* begin AVAILABLE DATA *

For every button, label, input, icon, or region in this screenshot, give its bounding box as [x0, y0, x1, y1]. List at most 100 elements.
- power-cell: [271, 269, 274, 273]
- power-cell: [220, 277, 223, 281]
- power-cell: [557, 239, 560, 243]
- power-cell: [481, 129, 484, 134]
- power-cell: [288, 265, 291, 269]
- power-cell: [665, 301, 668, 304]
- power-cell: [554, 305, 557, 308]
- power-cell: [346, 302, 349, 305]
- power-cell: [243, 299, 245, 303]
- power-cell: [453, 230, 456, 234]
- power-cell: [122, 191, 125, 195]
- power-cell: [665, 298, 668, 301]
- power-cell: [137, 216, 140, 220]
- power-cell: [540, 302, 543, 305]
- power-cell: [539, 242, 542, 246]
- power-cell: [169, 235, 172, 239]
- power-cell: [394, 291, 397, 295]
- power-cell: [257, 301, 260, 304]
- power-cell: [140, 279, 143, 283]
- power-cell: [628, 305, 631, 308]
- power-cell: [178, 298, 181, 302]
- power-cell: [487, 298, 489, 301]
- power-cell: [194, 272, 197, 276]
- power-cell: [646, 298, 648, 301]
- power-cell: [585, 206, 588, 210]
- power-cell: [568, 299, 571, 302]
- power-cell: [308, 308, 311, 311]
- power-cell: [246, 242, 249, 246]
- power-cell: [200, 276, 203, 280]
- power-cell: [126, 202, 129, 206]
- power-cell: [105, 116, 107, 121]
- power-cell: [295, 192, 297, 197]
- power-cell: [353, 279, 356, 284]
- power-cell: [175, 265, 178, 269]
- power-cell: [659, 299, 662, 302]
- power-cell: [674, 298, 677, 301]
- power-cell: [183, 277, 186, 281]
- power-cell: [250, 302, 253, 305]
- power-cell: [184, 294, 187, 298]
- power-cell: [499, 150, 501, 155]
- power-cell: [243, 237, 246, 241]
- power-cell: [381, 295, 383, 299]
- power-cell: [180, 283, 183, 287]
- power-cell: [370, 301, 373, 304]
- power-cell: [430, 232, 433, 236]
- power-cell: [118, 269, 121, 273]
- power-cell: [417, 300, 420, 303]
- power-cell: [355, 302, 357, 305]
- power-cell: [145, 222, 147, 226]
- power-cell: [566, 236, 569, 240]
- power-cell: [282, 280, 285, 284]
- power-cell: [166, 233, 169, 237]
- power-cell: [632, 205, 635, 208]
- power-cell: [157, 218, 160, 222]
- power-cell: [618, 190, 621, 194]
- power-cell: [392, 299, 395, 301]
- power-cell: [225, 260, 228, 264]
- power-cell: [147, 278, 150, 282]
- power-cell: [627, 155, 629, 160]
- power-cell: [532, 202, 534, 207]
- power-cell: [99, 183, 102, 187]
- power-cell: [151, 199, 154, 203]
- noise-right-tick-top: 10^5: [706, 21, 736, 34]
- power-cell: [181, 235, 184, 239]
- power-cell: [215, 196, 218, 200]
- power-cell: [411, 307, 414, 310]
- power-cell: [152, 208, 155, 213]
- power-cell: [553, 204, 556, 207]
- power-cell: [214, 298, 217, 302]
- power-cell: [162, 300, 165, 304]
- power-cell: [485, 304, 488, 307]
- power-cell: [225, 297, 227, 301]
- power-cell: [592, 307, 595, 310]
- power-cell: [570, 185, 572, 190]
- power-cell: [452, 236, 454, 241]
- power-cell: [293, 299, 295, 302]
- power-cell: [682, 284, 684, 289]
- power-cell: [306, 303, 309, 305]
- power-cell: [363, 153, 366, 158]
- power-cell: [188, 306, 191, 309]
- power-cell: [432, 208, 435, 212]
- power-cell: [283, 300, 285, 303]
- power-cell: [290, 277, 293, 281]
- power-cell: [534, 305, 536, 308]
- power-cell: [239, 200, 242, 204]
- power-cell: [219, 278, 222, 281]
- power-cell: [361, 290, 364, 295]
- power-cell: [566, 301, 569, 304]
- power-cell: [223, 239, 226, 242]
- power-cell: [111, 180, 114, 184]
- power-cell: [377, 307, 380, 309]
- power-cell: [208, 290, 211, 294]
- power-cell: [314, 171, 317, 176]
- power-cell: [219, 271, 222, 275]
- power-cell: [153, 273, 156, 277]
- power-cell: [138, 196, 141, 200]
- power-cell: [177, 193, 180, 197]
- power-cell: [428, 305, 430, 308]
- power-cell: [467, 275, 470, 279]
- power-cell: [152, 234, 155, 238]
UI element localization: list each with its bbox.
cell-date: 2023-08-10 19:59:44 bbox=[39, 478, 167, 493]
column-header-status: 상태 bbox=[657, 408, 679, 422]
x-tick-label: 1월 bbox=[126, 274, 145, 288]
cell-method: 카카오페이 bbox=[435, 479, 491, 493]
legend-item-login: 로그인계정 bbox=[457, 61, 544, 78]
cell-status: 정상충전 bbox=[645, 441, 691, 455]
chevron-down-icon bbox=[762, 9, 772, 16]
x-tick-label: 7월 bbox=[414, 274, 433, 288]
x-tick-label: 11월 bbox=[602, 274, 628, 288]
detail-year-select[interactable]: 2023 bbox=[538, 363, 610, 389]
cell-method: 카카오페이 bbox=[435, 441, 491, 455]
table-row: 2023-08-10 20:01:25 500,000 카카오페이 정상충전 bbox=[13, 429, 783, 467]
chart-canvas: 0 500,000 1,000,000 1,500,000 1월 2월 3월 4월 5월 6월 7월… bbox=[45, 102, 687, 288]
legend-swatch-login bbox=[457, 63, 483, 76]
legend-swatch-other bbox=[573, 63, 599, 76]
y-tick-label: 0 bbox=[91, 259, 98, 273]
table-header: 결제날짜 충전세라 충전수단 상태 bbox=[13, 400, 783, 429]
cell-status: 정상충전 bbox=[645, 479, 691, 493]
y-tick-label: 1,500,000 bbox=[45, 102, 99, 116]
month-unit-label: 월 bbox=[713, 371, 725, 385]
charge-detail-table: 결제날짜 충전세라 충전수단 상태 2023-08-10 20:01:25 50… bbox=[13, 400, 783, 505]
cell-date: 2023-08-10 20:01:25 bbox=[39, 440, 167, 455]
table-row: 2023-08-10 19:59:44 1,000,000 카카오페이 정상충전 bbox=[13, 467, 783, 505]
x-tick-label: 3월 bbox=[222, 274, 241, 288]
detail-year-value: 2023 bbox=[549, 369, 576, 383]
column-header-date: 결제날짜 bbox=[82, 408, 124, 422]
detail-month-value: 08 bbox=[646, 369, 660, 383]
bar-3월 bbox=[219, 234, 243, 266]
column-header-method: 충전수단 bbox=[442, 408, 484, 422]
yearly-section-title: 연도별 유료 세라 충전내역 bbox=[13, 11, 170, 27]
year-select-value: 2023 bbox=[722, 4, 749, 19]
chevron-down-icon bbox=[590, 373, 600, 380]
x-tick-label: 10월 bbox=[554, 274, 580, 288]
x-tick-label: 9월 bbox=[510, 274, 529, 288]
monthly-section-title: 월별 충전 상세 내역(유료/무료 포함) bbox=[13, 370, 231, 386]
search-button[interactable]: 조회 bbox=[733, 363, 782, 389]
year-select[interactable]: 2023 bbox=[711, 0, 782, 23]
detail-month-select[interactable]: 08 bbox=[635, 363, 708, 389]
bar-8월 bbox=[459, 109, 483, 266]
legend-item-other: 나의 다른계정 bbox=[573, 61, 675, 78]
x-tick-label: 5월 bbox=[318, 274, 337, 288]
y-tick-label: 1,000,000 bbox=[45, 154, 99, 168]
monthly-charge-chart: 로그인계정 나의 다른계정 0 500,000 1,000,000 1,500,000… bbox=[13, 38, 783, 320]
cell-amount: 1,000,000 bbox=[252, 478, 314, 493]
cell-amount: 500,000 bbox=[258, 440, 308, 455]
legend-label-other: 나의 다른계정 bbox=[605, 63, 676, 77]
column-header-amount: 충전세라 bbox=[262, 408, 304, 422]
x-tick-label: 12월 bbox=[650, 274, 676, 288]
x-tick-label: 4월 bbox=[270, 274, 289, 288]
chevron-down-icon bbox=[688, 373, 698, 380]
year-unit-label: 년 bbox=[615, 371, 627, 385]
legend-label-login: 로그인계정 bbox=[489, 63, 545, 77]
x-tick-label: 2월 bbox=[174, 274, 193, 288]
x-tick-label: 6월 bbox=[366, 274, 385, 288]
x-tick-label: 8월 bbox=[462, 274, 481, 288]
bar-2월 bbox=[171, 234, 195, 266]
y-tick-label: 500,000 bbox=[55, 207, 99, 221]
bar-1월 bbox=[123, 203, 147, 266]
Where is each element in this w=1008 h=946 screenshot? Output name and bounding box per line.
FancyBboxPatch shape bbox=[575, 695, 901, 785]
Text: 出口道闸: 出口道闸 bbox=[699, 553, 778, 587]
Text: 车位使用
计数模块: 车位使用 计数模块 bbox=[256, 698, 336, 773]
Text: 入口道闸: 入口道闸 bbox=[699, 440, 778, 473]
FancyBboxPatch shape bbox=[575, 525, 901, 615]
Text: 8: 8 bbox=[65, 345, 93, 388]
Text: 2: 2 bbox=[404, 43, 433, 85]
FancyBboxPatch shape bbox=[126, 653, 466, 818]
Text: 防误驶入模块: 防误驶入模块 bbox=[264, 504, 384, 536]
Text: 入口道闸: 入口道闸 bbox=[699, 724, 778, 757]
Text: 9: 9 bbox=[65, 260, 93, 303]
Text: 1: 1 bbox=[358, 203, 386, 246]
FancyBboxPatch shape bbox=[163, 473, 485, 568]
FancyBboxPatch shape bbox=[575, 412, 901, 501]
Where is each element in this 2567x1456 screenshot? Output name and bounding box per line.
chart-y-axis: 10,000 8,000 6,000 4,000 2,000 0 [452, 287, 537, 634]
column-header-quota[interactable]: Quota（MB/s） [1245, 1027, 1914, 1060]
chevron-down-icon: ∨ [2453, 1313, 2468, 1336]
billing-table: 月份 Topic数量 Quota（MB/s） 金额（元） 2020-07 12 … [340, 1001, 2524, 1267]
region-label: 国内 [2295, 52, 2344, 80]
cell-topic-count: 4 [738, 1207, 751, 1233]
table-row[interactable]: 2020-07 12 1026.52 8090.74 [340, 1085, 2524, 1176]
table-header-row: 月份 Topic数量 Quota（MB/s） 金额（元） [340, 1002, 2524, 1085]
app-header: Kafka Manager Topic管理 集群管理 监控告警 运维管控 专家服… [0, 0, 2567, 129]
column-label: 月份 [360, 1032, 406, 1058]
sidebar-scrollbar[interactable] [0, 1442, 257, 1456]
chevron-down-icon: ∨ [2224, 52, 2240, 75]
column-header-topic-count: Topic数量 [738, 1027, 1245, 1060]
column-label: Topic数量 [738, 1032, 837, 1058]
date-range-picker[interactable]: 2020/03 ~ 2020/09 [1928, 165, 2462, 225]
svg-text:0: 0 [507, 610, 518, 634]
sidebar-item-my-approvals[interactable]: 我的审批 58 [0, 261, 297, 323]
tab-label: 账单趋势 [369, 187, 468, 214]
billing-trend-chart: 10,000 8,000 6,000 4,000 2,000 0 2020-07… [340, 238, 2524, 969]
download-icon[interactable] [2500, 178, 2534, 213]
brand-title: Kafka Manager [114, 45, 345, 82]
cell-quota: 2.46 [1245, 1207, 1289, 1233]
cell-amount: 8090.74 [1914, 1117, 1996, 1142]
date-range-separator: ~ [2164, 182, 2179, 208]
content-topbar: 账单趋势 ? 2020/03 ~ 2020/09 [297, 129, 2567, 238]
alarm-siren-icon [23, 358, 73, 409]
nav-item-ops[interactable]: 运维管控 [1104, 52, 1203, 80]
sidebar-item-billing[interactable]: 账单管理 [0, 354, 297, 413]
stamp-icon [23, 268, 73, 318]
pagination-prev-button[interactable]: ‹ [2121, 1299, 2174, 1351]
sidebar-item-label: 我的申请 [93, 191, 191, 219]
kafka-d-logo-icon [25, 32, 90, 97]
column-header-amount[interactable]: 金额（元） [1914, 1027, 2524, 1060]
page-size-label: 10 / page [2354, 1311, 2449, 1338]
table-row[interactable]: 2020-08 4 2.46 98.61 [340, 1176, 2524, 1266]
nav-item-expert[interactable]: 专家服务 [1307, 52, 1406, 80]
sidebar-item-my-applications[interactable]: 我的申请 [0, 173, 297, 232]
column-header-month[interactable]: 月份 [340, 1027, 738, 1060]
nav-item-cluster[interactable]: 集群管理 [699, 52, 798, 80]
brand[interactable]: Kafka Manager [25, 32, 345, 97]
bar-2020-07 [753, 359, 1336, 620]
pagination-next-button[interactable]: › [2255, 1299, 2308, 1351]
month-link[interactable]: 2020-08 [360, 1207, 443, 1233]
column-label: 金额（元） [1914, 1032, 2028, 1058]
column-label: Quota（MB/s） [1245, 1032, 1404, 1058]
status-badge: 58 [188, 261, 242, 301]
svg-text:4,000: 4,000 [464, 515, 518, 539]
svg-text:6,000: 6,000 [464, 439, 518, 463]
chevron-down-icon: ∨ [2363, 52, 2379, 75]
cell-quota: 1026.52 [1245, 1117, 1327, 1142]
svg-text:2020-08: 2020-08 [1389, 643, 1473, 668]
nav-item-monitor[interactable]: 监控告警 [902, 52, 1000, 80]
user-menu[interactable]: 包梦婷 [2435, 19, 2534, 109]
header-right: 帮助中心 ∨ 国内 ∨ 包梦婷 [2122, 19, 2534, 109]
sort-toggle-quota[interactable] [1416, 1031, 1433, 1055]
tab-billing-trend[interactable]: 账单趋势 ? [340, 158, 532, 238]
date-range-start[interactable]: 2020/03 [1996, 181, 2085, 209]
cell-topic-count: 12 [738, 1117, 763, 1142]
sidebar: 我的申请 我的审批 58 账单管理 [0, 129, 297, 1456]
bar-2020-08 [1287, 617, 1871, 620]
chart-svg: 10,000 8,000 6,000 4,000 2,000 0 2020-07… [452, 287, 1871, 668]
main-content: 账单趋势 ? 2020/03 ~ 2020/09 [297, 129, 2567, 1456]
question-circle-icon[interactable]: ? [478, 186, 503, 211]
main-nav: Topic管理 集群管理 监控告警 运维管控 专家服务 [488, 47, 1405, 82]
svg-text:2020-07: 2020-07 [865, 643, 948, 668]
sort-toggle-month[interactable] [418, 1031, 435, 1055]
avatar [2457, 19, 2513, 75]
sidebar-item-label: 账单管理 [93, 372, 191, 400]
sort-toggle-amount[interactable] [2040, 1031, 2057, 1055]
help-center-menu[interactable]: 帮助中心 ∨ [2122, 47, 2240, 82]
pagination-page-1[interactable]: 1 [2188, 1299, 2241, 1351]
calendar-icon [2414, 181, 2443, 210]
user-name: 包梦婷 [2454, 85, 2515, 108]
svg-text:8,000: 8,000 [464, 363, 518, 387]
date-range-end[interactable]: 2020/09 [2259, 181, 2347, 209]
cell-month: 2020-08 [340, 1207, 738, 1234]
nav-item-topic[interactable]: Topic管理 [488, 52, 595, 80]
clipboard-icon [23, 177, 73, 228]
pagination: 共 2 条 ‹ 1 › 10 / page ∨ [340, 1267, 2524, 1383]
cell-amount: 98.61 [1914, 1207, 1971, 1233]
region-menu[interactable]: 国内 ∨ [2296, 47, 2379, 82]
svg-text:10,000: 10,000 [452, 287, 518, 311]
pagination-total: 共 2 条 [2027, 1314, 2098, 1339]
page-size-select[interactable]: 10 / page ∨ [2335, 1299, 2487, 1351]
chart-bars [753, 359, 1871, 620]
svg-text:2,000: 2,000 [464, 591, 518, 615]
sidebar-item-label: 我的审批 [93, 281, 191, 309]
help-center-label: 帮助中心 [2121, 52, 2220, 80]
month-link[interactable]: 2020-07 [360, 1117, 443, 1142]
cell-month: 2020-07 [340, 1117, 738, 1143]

* end AVAILABLE DATA *

## WHAT YOU ARE ASKED TO DO
Retype the listing above word for word, starting at its first line and ending at the line that contains "- power-cell: [145, 222, 147, 226]".

## OUTPUT FOR THIS EXERCISE
For every button, label, input, icon, or region in this screenshot, give its bounding box as [x0, y0, x1, y1]. List at most 100 elements.
- power-cell: [271, 269, 274, 273]
- power-cell: [220, 277, 223, 281]
- power-cell: [557, 239, 560, 243]
- power-cell: [481, 129, 484, 134]
- power-cell: [288, 265, 291, 269]
- power-cell: [665, 301, 668, 304]
- power-cell: [554, 305, 557, 308]
- power-cell: [346, 302, 349, 305]
- power-cell: [243, 299, 245, 303]
- power-cell: [453, 230, 456, 234]
- power-cell: [122, 191, 125, 195]
- power-cell: [665, 298, 668, 301]
- power-cell: [137, 216, 140, 220]
- power-cell: [540, 302, 543, 305]
- power-cell: [539, 242, 542, 246]
- power-cell: [169, 235, 172, 239]
- power-cell: [394, 291, 397, 295]
- power-cell: [257, 301, 260, 304]
- power-cell: [140, 279, 143, 283]
- power-cell: [628, 305, 631, 308]
- power-cell: [178, 298, 181, 302]
- power-cell: [487, 298, 489, 301]
- power-cell: [194, 272, 197, 276]
- power-cell: [646, 298, 648, 301]
- power-cell: [585, 206, 588, 210]
- power-cell: [568, 299, 571, 302]
- power-cell: [308, 308, 311, 311]
- power-cell: [246, 242, 249, 246]
- power-cell: [200, 276, 203, 280]
- power-cell: [126, 202, 129, 206]
- power-cell: [105, 116, 107, 121]
- power-cell: [295, 192, 297, 197]
- power-cell: [353, 279, 356, 284]
- power-cell: [175, 265, 178, 269]
- power-cell: [659, 299, 662, 302]
- power-cell: [674, 298, 677, 301]
- power-cell: [183, 277, 186, 281]
- power-cell: [250, 302, 253, 305]
- power-cell: [184, 294, 187, 298]
- power-cell: [499, 150, 501, 155]
- power-cell: [243, 237, 246, 241]
- power-cell: [381, 295, 383, 299]
- power-cell: [180, 283, 183, 287]
- power-cell: [370, 301, 373, 304]
- power-cell: [430, 232, 433, 236]
- power-cell: [118, 269, 121, 273]
- power-cell: [417, 300, 420, 303]
- power-cell: [355, 302, 357, 305]
- power-cell: [145, 222, 147, 226]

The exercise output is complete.